Exercise prompt:
Pick every line from the data that holds the word "products".

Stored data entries
+--
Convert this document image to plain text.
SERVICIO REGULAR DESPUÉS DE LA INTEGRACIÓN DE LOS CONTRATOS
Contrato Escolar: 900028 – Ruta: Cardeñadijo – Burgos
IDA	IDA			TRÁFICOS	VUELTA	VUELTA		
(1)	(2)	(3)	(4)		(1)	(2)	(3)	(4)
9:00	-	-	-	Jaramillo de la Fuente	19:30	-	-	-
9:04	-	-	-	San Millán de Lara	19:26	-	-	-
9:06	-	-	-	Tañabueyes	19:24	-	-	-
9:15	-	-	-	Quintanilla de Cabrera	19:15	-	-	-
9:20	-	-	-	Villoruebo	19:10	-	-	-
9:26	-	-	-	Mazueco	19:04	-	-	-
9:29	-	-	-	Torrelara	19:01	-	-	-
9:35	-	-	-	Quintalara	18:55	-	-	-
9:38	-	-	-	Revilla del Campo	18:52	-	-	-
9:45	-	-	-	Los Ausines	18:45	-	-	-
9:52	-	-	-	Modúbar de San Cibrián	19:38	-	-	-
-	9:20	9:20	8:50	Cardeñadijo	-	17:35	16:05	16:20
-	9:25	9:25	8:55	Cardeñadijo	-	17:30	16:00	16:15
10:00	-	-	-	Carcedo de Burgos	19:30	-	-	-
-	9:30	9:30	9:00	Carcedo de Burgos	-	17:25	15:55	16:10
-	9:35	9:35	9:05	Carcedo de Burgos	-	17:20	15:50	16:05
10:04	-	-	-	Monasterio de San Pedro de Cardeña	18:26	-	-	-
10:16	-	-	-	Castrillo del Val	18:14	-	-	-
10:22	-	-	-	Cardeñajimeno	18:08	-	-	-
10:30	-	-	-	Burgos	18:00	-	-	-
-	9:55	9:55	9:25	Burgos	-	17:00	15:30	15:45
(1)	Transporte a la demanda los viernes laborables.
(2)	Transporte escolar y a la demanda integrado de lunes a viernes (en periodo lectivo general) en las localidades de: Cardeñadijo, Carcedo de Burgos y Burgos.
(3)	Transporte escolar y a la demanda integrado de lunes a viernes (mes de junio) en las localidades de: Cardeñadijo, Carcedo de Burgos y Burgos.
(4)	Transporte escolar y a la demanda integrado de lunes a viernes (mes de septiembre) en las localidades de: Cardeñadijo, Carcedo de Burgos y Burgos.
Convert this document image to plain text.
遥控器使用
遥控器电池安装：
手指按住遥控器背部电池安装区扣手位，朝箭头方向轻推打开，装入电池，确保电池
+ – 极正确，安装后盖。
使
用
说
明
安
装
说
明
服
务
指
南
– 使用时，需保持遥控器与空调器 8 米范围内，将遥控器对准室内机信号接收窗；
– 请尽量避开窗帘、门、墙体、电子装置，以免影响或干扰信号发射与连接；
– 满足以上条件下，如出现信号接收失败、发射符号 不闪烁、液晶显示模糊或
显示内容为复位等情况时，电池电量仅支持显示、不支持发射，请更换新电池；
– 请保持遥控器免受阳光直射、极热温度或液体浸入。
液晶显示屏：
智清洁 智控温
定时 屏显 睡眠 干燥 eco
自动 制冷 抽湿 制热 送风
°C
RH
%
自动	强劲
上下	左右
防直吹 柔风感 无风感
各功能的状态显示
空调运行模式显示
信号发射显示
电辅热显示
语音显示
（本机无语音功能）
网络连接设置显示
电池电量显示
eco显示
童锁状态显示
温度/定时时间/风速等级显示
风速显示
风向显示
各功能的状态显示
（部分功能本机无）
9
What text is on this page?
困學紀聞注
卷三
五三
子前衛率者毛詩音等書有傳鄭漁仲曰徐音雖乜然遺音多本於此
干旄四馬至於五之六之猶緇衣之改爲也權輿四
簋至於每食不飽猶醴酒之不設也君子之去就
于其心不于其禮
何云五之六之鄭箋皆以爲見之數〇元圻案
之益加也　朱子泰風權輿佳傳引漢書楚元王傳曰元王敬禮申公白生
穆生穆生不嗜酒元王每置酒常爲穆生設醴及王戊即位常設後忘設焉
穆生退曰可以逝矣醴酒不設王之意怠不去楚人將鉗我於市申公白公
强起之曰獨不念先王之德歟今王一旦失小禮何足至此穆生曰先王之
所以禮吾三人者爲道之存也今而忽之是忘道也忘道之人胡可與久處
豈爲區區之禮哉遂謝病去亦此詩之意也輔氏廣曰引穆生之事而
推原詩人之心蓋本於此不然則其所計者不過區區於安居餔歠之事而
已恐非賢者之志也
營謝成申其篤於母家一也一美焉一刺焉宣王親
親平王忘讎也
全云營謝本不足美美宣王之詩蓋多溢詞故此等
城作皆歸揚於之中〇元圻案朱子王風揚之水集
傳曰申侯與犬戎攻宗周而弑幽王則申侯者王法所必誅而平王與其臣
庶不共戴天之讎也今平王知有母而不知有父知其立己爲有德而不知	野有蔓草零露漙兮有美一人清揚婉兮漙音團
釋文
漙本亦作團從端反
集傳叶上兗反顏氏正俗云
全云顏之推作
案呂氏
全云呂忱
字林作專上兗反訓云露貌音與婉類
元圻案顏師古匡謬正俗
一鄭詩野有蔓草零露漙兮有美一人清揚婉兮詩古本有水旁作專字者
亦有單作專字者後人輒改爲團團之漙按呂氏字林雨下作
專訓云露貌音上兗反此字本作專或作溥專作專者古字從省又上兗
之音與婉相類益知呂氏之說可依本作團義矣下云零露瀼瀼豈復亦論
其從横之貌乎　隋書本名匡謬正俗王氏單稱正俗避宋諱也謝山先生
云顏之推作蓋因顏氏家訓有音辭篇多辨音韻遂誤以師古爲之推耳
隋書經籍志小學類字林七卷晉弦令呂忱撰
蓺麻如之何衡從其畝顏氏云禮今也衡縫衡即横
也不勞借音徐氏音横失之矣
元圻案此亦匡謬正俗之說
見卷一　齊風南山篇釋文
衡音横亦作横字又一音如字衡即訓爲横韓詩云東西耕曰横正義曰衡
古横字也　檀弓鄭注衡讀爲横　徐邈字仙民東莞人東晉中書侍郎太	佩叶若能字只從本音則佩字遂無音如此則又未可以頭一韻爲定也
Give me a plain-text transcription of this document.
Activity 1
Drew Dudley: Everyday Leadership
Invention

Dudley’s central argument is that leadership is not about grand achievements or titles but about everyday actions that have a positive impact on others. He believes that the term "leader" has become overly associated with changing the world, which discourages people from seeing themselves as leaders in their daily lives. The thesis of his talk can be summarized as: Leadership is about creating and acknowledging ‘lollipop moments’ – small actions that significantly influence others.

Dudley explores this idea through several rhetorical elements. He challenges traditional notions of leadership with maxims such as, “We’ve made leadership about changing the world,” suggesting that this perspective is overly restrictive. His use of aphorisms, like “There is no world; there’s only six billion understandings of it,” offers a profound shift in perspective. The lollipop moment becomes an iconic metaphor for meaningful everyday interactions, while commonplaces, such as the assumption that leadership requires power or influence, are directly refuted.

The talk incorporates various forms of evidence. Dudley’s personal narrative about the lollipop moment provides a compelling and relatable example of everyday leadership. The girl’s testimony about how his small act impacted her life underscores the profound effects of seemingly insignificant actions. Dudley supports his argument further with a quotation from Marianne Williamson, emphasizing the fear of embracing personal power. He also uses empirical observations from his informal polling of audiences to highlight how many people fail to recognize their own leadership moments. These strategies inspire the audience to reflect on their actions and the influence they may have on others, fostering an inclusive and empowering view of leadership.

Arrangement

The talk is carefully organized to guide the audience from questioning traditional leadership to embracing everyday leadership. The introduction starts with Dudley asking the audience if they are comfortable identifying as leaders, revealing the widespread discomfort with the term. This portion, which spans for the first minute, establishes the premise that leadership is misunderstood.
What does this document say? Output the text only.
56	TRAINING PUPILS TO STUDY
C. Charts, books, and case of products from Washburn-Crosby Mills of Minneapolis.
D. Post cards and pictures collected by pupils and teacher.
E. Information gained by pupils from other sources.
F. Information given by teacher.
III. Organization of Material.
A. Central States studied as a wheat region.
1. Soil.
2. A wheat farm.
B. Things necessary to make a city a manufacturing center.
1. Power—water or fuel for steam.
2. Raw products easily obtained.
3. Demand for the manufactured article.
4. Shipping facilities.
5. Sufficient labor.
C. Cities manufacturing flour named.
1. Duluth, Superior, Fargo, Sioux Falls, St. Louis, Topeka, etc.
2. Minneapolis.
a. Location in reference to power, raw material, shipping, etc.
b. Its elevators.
+--
Written response:
C. Charts, books, and case of products from Washburn-Crosby Mills of Minneapolis.
2. Raw products easily obtained.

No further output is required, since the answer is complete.